Extract each line where the string "name" shows up.
** START OF Records for the exercise **
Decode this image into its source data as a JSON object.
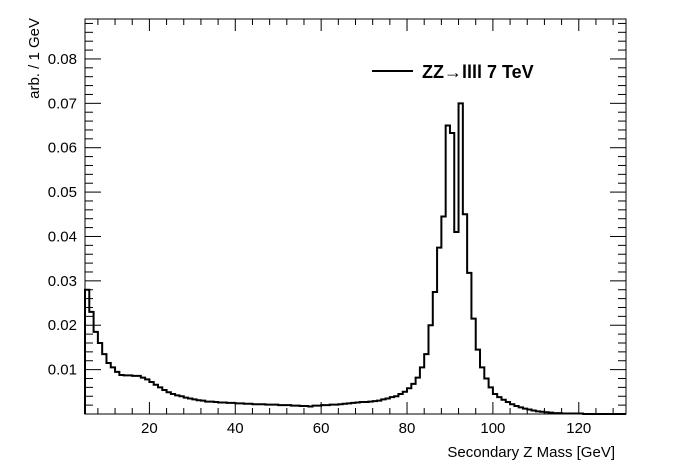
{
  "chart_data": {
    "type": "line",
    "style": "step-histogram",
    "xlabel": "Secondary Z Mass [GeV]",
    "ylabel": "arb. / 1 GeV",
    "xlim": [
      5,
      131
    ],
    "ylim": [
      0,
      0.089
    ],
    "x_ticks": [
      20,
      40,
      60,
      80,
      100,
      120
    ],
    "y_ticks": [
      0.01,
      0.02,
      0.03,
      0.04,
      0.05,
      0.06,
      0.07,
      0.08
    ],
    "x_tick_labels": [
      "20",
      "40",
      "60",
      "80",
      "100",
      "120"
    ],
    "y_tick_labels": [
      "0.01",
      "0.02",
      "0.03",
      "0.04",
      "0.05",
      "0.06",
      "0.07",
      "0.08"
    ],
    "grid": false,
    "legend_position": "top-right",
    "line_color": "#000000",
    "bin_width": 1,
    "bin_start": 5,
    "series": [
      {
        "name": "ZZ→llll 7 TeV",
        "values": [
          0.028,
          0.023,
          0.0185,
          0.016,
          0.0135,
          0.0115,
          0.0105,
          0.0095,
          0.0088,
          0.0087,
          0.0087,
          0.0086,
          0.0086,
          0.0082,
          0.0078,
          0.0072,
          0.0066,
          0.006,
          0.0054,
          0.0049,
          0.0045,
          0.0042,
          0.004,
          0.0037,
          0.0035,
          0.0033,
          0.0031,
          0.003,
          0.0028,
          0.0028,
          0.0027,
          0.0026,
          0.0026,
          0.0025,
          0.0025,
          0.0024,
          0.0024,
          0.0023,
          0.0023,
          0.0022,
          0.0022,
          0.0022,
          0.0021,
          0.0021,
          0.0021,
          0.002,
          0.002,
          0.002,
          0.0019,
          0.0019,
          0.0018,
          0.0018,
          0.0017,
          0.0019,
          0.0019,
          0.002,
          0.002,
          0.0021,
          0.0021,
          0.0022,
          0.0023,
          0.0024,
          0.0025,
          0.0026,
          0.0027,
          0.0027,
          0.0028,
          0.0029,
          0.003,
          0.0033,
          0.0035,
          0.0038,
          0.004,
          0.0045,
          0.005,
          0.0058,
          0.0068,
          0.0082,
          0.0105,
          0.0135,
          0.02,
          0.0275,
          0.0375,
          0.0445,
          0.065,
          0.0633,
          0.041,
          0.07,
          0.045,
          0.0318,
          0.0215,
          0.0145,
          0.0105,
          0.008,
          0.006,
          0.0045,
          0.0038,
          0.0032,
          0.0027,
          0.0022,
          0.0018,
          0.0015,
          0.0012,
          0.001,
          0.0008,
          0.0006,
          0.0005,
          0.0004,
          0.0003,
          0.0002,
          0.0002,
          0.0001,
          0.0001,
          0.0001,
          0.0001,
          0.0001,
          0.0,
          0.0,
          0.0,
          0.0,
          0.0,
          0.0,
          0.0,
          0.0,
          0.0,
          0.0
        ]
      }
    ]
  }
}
** END OF Records for the exercise **
** START OF Records for the exercise **
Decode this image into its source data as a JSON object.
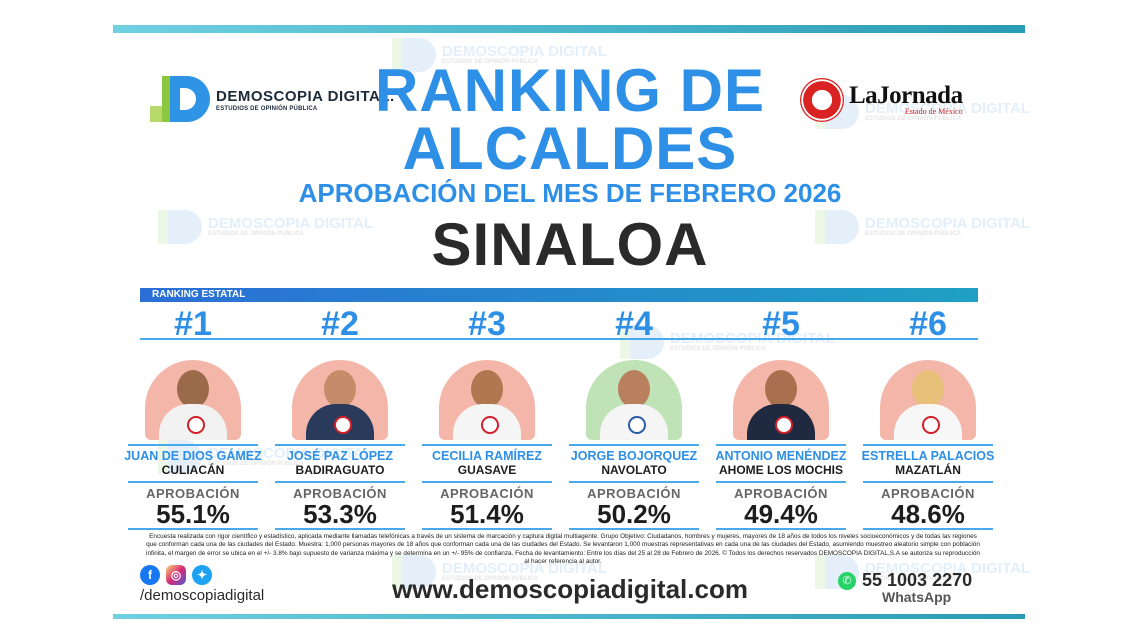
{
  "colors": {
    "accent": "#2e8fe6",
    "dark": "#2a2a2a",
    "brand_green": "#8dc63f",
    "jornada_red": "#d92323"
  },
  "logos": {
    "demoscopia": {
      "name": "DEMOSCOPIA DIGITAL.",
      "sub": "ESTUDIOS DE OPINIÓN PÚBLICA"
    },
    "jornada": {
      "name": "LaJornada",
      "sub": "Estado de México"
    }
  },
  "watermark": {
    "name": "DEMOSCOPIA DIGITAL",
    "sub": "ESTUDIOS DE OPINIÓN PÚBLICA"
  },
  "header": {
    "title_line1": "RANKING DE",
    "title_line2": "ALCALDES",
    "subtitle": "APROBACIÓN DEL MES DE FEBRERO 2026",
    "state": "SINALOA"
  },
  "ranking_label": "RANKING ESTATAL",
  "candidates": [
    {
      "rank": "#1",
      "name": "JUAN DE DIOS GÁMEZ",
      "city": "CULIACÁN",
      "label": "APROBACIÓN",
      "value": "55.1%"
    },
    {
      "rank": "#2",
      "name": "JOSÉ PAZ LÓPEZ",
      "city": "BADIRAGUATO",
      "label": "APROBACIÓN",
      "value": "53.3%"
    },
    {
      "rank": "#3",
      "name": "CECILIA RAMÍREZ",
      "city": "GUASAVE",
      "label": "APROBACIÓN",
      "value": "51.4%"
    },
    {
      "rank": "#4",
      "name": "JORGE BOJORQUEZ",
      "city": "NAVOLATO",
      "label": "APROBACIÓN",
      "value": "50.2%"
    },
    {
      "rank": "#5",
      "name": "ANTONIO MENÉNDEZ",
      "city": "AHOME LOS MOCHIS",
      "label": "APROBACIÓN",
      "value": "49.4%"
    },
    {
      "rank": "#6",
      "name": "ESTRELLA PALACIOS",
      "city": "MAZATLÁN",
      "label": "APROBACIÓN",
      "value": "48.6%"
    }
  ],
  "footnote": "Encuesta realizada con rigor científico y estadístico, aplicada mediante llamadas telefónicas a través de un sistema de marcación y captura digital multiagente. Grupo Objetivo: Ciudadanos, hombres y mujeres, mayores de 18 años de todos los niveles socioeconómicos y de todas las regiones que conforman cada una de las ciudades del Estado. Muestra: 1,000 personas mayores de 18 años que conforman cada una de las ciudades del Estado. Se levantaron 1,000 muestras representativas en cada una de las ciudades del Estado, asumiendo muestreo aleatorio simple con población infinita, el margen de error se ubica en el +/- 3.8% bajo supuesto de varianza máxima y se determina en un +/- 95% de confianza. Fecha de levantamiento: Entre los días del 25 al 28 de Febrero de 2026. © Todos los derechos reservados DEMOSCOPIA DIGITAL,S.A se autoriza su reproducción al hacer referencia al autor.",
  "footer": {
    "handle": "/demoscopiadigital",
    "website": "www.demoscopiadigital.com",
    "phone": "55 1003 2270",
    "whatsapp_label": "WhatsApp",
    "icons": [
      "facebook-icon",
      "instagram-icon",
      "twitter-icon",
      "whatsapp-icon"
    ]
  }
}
** END OF Records for the exercise **
> **Full response**:
        "name": "ZZ→llll 7 TeV",
      "name": "DEMOSCOPIA DIGITAL.",
      "name": "LaJornada",
    "name": "DEMOSCOPIA DIGITAL",
      "name": "JUAN DE DIOS GÁMEZ",
      "name": "JOSÉ PAZ LÓPEZ",
      "name": "CECILIA RAMÍREZ",
      "name": "JORGE BOJORQUEZ",
      "name": "ANTONIO MENÉNDEZ",
      "name": "ESTRELLA PALACIOS",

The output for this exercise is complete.